**What to produce**
Copy out every record below exactly as written, but leave out any pictures.

Stored data entries:
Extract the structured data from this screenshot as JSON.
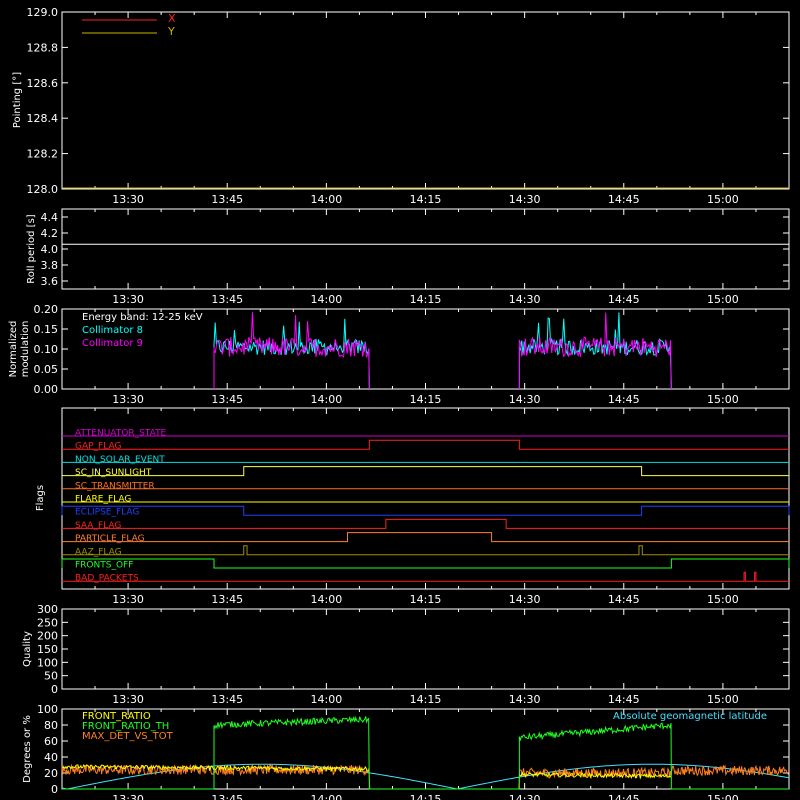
{
  "time_ticks": [
    "13:30",
    "13:45",
    "14:00",
    "14:15",
    "14:30",
    "14:45",
    "15:00"
  ],
  "time_range_min": [
    800,
    910
  ],
  "panels": {
    "pointing": {
      "ylabel": "Pointing [°]",
      "ylim": [
        128.0,
        129.0
      ],
      "yticks": [
        "128.0",
        "128.2",
        "128.4",
        "128.6",
        "128.8",
        "129.0"
      ],
      "legend": [
        {
          "name": "X",
          "color": "#ff2020"
        },
        {
          "name": "Y",
          "color": "#c8b400"
        }
      ]
    },
    "roll": {
      "ylabel": "Roll period [s]",
      "ylim": [
        3.5,
        4.5
      ],
      "yticks": [
        "3.6",
        "3.8",
        "4.0",
        "4.2",
        "4.4"
      ]
    },
    "modulation": {
      "ylabel_line1": "Normalized",
      "ylabel_line2": "modulation",
      "ylim": [
        0,
        0.2
      ],
      "yticks": [
        "0.00",
        "0.05",
        "0.10",
        "0.15",
        "0.20"
      ],
      "annotation": "Energy band: 12-25 keV",
      "legend": [
        {
          "name": "Collimator 8",
          "color": "#00ffff"
        },
        {
          "name": "Collimator 9",
          "color": "#ff00ff"
        }
      ]
    },
    "flags": {
      "ylabel": "Flags",
      "items": [
        {
          "name": "ATTENUATOR_STATE",
          "color": "#d000d0"
        },
        {
          "name": "GAP_FLAG",
          "color": "#ff2020"
        },
        {
          "name": "NON_SOLAR_EVENT",
          "color": "#00e0e0"
        },
        {
          "name": "SC_IN_SUNLIGHT",
          "color": "#ffff40"
        },
        {
          "name": "SC_TRANSMITTER",
          "color": "#ff7020"
        },
        {
          "name": "FLARE_FLAG",
          "color": "#ffff00"
        },
        {
          "name": "ECLIPSE_FLAG",
          "color": "#2040ff"
        },
        {
          "name": "SAA_FLAG",
          "color": "#ff2020"
        },
        {
          "name": "PARTICLE_FLAG",
          "color": "#ff8030"
        },
        {
          "name": "AAZ_FLAG",
          "color": "#a09000"
        },
        {
          "name": "FRONTS_OFF",
          "color": "#20ff20"
        },
        {
          "name": "BAD_PACKETS",
          "color": "#ff2020"
        }
      ]
    },
    "quality": {
      "ylabel": "Quality",
      "ylim": [
        0,
        300
      ],
      "yticks": [
        "0",
        "50",
        "100",
        "150",
        "200",
        "250",
        "300"
      ]
    },
    "ratios": {
      "ylabel": "Degrees or %",
      "ylim": [
        0,
        100
      ],
      "yticks": [
        "0",
        "20",
        "40",
        "60",
        "80",
        "100"
      ],
      "legend": [
        {
          "name": "FRONT_RATIO",
          "color": "#ffff00"
        },
        {
          "name": "FRONT_RATIO_TH",
          "color": "#20ff20"
        },
        {
          "name": "MAX_DET_VS_TOT",
          "color": "#ff8020"
        }
      ],
      "annotation": "Absolute geomagnetic latitude",
      "annotation_color": "#40e0ff"
    }
  },
  "chart_data": {
    "type": "line",
    "x_unit": "minutes",
    "series": [
      {
        "panel": "pointing",
        "name": "X",
        "values": [
          [
            800,
            128.0
          ],
          [
            910,
            128.0
          ]
        ]
      },
      {
        "panel": "pointing",
        "name": "Y",
        "values": [
          [
            800,
            128.0
          ],
          [
            910,
            128.0
          ]
        ]
      },
      {
        "panel": "roll",
        "values": [
          [
            800,
            4.06
          ],
          [
            910,
            4.06
          ]
        ]
      },
      {
        "panel": "modulation",
        "name": "Collimator 8",
        "segments": [
          [
            823.0,
            846.5
          ],
          [
            869.2,
            892.2
          ]
        ],
        "mean": 0.105,
        "noise": 0.02
      },
      {
        "panel": "modulation",
        "name": "Collimator 9",
        "segments": [
          [
            823.0,
            846.5
          ],
          [
            869.2,
            892.2
          ]
        ],
        "mean": 0.105,
        "noise": 0.025
      },
      {
        "panel": "quality",
        "values": [
          [
            800,
            0
          ],
          [
            910,
            0
          ]
        ]
      }
    ],
    "flag_steps": [
      {
        "flag": "ATTENUATOR_STATE",
        "high": []
      },
      {
        "flag": "GAP_FLAG",
        "high": [
          [
            846.5,
            869.2
          ]
        ]
      },
      {
        "flag": "NON_SOLAR_EVENT",
        "high": []
      },
      {
        "flag": "SC_IN_SUNLIGHT",
        "high": [
          [
            827.5,
            887.7
          ]
        ]
      },
      {
        "flag": "SC_TRANSMITTER",
        "high": []
      },
      {
        "flag": "FLARE_FLAG",
        "high": []
      },
      {
        "flag": "ECLIPSE_FLAG",
        "high": [
          [
            800,
            827.5
          ],
          [
            887.7,
            910
          ]
        ]
      },
      {
        "flag": "SAA_FLAG",
        "high": [
          [
            849.0,
            867.2
          ]
        ]
      },
      {
        "flag": "PARTICLE_FLAG",
        "high": [
          [
            843.2,
            865.0
          ]
        ]
      },
      {
        "flag": "AAZ_FLAG",
        "high": [
          [
            827.5,
            828.0
          ],
          [
            887.3,
            887.8
          ]
        ]
      },
      {
        "flag": "FRONTS_OFF",
        "high": [
          [
            800,
            823.0
          ],
          [
            892.2,
            910
          ]
        ]
      },
      {
        "flag": "BAD_PACKETS",
        "high": [
          [
            903.2,
            903.4
          ],
          [
            904.8,
            905.0
          ]
        ]
      }
    ],
    "ratio_series": [
      {
        "name": "FRONT_RATIO_TH",
        "segments": [
          [
            823.0,
            846.5,
            80,
            87
          ],
          [
            869.2,
            892.2,
            64,
            80
          ]
        ],
        "base": 0
      },
      {
        "name": "FRONT_RATIO",
        "segments": [
          [
            800,
            846.5,
            28,
            25
          ],
          [
            869.2,
            892.2,
            18,
            16
          ]
        ]
      },
      {
        "name": "MAX_DET_VS_TOT",
        "level_low": 24,
        "level_high": 20
      }
    ],
    "latitude": {
      "minima_at": [
        800.8,
        859.8
      ],
      "peak": 31,
      "period_min": 95
    }
  }
}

**Written reply**
Extract the structured data from this screenshot as JSON.
{
  "time_ticks": [
    "13:30",
    "13:45",
    "14:00",
    "14:15",
    "14:30",
    "14:45",
    "15:00"
  ],
  "time_range_min": [
    800,
    910
  ],
  "panels": {
    "pointing": {
      "ylabel": "Pointing [°]",
      "ylim": [
        128.0,
        129.0
      ],
      "yticks": [
        "128.0",
        "128.2",
        "128.4",
        "128.6",
        "128.8",
        "129.0"
      ],
      "legend": [
        {
          "name": "X",
          "color": "#ff2020"
        },
        {
          "name": "Y",
          "color": "#c8b400"
        }
      ]
    },
    "roll": {
      "ylabel": "Roll period [s]",
      "ylim": [
        3.5,
        4.5
      ],
      "yticks": [
        "3.6",
        "3.8",
        "4.0",
        "4.2",
        "4.4"
      ]
    },
    "modulation": {
      "ylabel_line1": "Normalized",
      "ylabel_line2": "modulation",
      "ylim": [
        0,
        0.2
      ],
      "yticks": [
        "0.00",
        "0.05",
        "0.10",
        "0.15",
        "0.20"
      ],
      "annotation": "Energy band: 12-25 keV",
      "legend": [
        {
          "name": "Collimator 8",
          "color": "#00ffff"
        },
        {
          "name": "Collimator 9",
          "color": "#ff00ff"
        }
      ]
    },
    "flags": {
      "ylabel": "Flags",
      "items": [
        {
          "name": "ATTENUATOR_STATE",
          "color": "#d000d0"
        },
        {
          "name": "GAP_FLAG",
          "color": "#ff2020"
        },
        {
          "name": "NON_SOLAR_EVENT",
          "color": "#00e0e0"
        },
        {
          "name": "SC_IN_SUNLIGHT",
          "color": "#ffff40"
        },
        {
          "name": "SC_TRANSMITTER",
          "color": "#ff7020"
        },
        {
          "name": "FLARE_FLAG",
          "color": "#ffff00"
        },
        {
          "name": "ECLIPSE_FLAG",
          "color": "#2040ff"
        },
        {
          "name": "SAA_FLAG",
          "color": "#ff2020"
        },
        {
          "name": "PARTICLE_FLAG",
          "color": "#ff8030"
        },
        {
          "name": "AAZ_FLAG",
          "color": "#a09000"
        },
        {
          "name": "FRONTS_OFF",
          "color": "#20ff20"
        },
        {
          "name": "BAD_PACKETS",
          "color": "#ff2020"
        }
      ]
    },
    "quality": {
      "ylabel": "Quality",
      "ylim": [
        0,
        300
      ],
      "yticks": [
        "0",
        "50",
        "100",
        "150",
        "200",
        "250",
        "300"
      ]
    },
    "ratios": {
      "ylabel": "Degrees or %",
      "ylim": [
        0,
        100
      ],
      "yticks": [
        "0",
        "20",
        "40",
        "60",
        "80",
        "100"
      ],
      "legend": [
        {
          "name": "FRONT_RATIO",
          "color": "#ffff00"
        },
        {
          "name": "FRONT_RATIO_TH",
          "color": "#20ff20"
        },
        {
          "name": "MAX_DET_VS_TOT",
          "color": "#ff8020"
        }
      ],
      "annotation": "Absolute geomagnetic latitude",
      "annotation_color": "#40e0ff"
    }
  },
  "chart_data": {
    "type": "line",
    "x_unit": "minutes",
    "series": [
      {
        "panel": "pointing",
        "name": "X",
        "values": [
          [
            800,
            128.0
          ],
          [
            910,
            128.0
          ]
        ]
      },
      {
        "panel": "pointing",
        "name": "Y",
        "values": [
          [
            800,
            128.0
          ],
          [
            910,
            128.0
          ]
        ]
      },
      {
        "panel": "roll",
        "values": [
          [
            800,
            4.06
          ],
          [
            910,
            4.06
          ]
        ]
      },
      {
        "panel": "modulation",
        "name": "Collimator 8",
        "segments": [
          [
            823.0,
            846.5
          ],
          [
            869.2,
            892.2
          ]
        ],
        "mean": 0.105,
        "noise": 0.02
      },
      {
        "panel": "modulation",
        "name": "Collimator 9",
        "segments": [
          [
            823.0,
            846.5
          ],
          [
            869.2,
            892.2
          ]
        ],
        "mean": 0.105,
        "noise": 0.025
      },
      {
        "panel": "quality",
        "values": [
          [
            800,
            0
          ],
          [
            910,
            0
          ]
        ]
      }
    ],
    "flag_steps": [
      {
        "flag": "ATTENUATOR_STATE",
        "high": []
      },
      {
        "flag": "GAP_FLAG",
        "high": [
          [
            846.5,
            869.2
          ]
        ]
      },
      {
        "flag": "NON_SOLAR_EVENT",
        "high": []
      },
      {
        "flag": "SC_IN_SUNLIGHT",
        "high": [
          [
            827.5,
            887.7
          ]
        ]
      },
      {
        "flag": "SC_TRANSMITTER",
        "high": []
      },
      {
        "flag": "FLARE_FLAG",
        "high": []
      },
      {
        "flag": "ECLIPSE_FLAG",
        "high": [
          [
            800,
            827.5
          ],
          [
            887.7,
            910
          ]
        ]
      },
      {
        "flag": "SAA_FLAG",
        "high": [
          [
            849.0,
            867.2
          ]
        ]
      },
      {
        "flag": "PARTICLE_FLAG",
        "high": [
          [
            843.2,
            865.0
          ]
        ]
      },
      {
        "flag": "AAZ_FLAG",
        "high": [
          [
            827.5,
            828.0
          ],
          [
            887.3,
            887.8
          ]
        ]
      },
      {
        "flag": "FRONTS_OFF",
        "high": [
          [
            800,
            823.0
          ],
          [
            892.2,
            910
          ]
        ]
      },
      {
        "flag": "BAD_PACKETS",
        "high": [
          [
            903.2,
            903.4
          ],
          [
            904.8,
            905.0
          ]
        ]
      }
    ],
    "ratio_series": [
      {
        "name": "FRONT_RATIO_TH",
        "segments": [
          [
            823.0,
            846.5,
            80,
            87
          ],
          [
            869.2,
            892.2,
            64,
            80
          ]
        ],
        "base": 0
      },
      {
        "name": "FRONT_RATIO",
        "segments": [
          [
            800,
            846.5,
            28,
            25
          ],
          [
            869.2,
            892.2,
            18,
            16
          ]
        ]
      },
      {
        "name": "MAX_DET_VS_TOT",
        "level_low": 24,
        "level_high": 20
      }
    ],
    "latitude": {
      "minima_at": [
        800.8,
        859.8
      ],
      "peak": 31,
      "period_min": 95
    }
  }
}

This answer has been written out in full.